(Dataset items)
= = =

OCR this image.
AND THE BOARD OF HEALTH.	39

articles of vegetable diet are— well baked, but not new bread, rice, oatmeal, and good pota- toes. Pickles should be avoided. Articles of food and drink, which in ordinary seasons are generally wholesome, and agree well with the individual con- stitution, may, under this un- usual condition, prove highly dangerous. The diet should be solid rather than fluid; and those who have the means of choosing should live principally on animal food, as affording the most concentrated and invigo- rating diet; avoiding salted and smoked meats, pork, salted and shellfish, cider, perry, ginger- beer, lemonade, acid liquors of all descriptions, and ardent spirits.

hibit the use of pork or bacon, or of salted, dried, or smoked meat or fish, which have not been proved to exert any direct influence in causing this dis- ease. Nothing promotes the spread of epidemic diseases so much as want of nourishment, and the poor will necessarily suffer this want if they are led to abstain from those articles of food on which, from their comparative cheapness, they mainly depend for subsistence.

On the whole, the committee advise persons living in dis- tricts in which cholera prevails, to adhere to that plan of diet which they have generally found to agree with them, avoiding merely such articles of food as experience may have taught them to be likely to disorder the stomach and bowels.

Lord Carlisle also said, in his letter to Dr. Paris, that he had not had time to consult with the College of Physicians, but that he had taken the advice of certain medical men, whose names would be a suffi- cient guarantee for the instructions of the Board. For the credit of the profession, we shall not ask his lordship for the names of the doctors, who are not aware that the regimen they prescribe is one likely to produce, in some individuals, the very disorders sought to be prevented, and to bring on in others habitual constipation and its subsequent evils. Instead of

= = =

- What is asked
Copy out the full material exactly as it appears.

- Solution
OCR this image.
AND THE BOARD OF HEALTH.	39

articles of vegetable diet are— well baked, but not new bread, rice, oatmeal, and good pota- toes. Pickles should be avoided. Articles of food and drink, which in ordinary seasons are generally wholesome, and agree well with the individual con- stitution, may, under this un- usual condition, prove highly dangerous. The diet should be solid rather than fluid; and those who have the means of choosing should live principally on animal food, as affording the most concentrated and invigo- rating diet; avoiding salted and smoked meats, pork, salted and shellfish, cider, perry, ginger- beer, lemonade, acid liquors of all descriptions, and ardent spirits.

hibit the use of pork or bacon, or of salted, dried, or smoked meat or fish, which have not been proved to exert any direct influence in causing this dis- ease. Nothing promotes the spread of epidemic diseases so much as want of nourishment, and the poor will necessarily suffer this want if they are led to abstain from those articles of food on which, from their comparative cheapness, they mainly depend for subsistence.

On the whole, the committee advise persons living in dis- tricts in which cholera prevails, to adhere to that plan of diet which they have generally found to agree with them, avoiding merely such articles of food as experience may have taught them to be likely to disorder the stomach and bowels.

Lord Carlisle also said, in his letter to Dr. Paris, that he had not had time to consult with the College of Physicians, but that he had taken the advice of certain medical men, whose names would be a suffi- cient guarantee for the instructions of the Board. For the credit of the profession, we shall not ask his lordship for the names of the doctors, who are not aware that the regimen they prescribe is one likely to produce, in some individuals, the very disorders sought to be prevented, and to bring on in others habitual constipation and its subsequent evils. Instead of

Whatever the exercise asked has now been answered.